## TASK REQUIREMENTS
Here are some records; copy every line that holds the word "clasificación".

* start RECORD LIST *

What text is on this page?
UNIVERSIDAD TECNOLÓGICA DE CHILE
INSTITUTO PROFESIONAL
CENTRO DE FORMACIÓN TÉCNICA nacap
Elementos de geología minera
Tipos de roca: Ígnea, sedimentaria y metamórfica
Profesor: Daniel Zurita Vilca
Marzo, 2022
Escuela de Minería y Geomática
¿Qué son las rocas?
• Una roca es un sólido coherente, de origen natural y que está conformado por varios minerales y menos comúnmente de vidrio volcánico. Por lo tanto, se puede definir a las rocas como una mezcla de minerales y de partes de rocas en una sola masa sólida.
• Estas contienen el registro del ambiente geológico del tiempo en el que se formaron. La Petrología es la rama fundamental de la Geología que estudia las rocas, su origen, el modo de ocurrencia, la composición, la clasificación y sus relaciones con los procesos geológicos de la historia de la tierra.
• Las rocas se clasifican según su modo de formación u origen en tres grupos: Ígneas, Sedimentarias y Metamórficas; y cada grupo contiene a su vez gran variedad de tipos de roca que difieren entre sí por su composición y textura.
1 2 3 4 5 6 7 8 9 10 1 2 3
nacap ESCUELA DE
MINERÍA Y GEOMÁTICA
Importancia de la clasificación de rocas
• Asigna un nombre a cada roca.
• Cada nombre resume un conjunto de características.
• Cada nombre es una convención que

* end RECORD LIST *

## OUTPUT BELOW
• Estas contienen el registro del ambiente geológico del tiempo en el que se formaron. La Petrología es la rama fundamental de la Geología que estudia las rocas, su origen, el modo de ocurrencia, la composición, la clasificación y sus relaciones con los procesos geológicos de la historia de la tierra.
Importancia de la clasificación de rocas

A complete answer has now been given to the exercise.